• **Instructions for the task**: Without the pictures, reproduce the records that follow exactly.

• **Available records**:
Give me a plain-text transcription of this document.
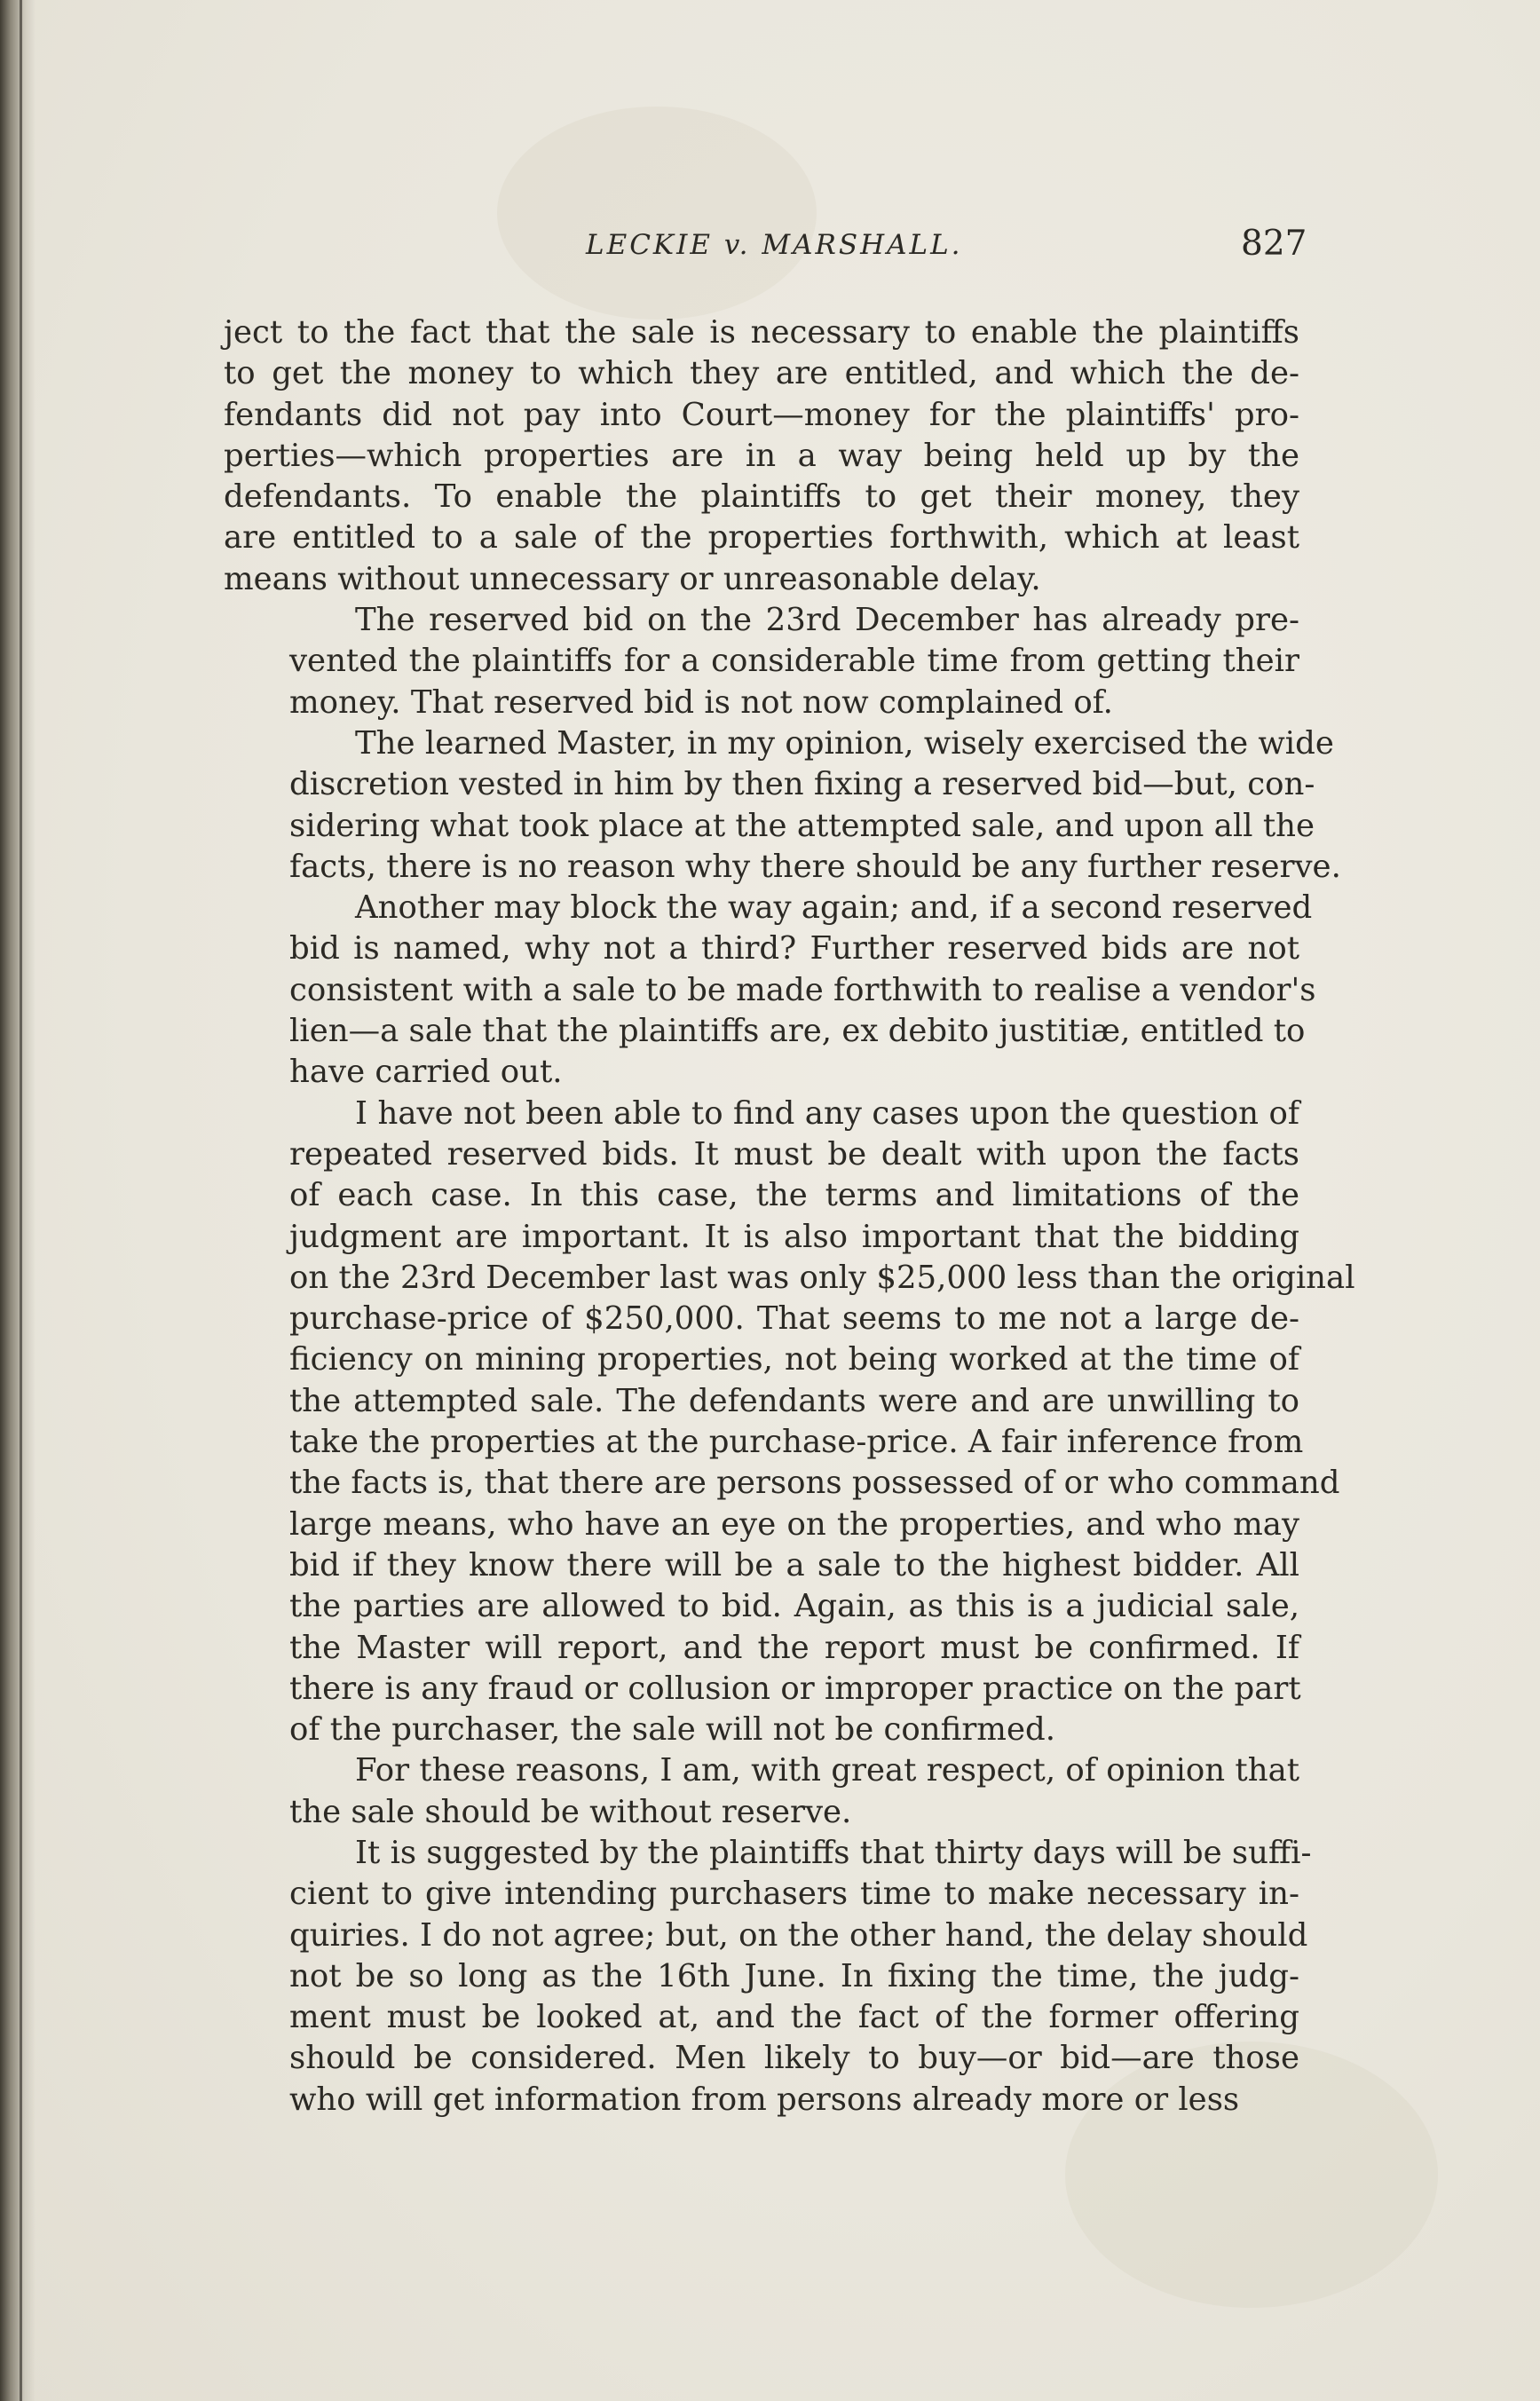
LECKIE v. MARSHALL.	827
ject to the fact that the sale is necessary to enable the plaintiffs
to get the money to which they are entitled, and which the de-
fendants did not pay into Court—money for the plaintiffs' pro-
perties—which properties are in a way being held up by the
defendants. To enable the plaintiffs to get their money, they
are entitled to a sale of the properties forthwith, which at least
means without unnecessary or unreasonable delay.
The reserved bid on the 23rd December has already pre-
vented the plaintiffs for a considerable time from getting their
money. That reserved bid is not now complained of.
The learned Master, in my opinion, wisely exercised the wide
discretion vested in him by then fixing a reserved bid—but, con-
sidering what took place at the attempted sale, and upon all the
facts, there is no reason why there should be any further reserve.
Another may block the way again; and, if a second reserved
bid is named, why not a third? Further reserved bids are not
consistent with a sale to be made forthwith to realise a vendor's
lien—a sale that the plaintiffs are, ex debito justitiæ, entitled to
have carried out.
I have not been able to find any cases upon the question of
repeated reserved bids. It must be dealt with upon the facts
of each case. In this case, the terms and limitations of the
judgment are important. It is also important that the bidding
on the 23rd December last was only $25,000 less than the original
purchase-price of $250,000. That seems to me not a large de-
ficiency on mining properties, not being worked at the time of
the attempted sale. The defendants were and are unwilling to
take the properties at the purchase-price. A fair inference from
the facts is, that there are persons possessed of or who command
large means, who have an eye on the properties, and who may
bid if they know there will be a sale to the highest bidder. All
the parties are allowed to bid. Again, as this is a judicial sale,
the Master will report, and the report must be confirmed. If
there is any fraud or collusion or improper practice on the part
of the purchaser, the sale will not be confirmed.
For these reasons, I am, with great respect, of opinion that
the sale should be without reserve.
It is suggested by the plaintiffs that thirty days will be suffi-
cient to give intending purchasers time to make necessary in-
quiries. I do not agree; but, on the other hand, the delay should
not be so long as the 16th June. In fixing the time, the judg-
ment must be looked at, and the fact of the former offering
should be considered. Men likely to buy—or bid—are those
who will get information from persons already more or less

• **Finished exercise**:
Give me a plain-text transcription of this document.
LECKIE v. MARSHALL.	827
ject to the fact that the sale is necessary to enable the plaintiffs
to get the money to which they are entitled, and which the de-
fendants did not pay into Court—money for the plaintiffs' pro-
perties—which properties are in a way being held up by the
defendants. To enable the plaintiffs to get their money, they
are entitled to a sale of the properties forthwith, which at least
means without unnecessary or unreasonable delay.
The reserved bid on the 23rd December has already pre-
vented the plaintiffs for a considerable time from getting their
money. That reserved bid is not now complained of.
The learned Master, in my opinion, wisely exercised the wide
discretion vested in him by then fixing a reserved bid—but, con-
sidering what took place at the attempted sale, and upon all the
facts, there is no reason why there should be any further reserve.
Another may block the way again; and, if a second reserved
bid is named, why not a third? Further reserved bids are not
consistent with a sale to be made forthwith to realise a vendor's
lien—a sale that the plaintiffs are, ex debito justitiæ, entitled to
have carried out.
I have not been able to find any cases upon the question of
repeated reserved bids. It must be dealt with upon the facts
of each case. In this case, the terms and limitations of the
judgment are important. It is also important that the bidding
on the 23rd December last was only $25,000 less than the original
purchase-price of $250,000. That seems to me not a large de-
ficiency on mining properties, not being worked at the time of
the attempted sale. The defendants were and are unwilling to
take the properties at the purchase-price. A fair inference from
the facts is, that there are persons possessed of or who command
large means, who have an eye on the properties, and who may
bid if they know there will be a sale to the highest bidder. All
the parties are allowed to bid. Again, as this is a judicial sale,
the Master will report, and the report must be confirmed. If
there is any fraud or collusion or improper practice on the part
of the purchaser, the sale will not be confirmed.
For these reasons, I am, with great respect, of opinion that
the sale should be without reserve.
It is suggested by the plaintiffs that thirty days will be suffi-
cient to give intending purchasers time to make necessary in-
quiries. I do not agree; but, on the other hand, the delay should
not be so long as the 16th June. In fixing the time, the judg-
ment must be looked at, and the fact of the former offering
should be considered. Men likely to buy—or bid—are those
who will get information from persons already more or less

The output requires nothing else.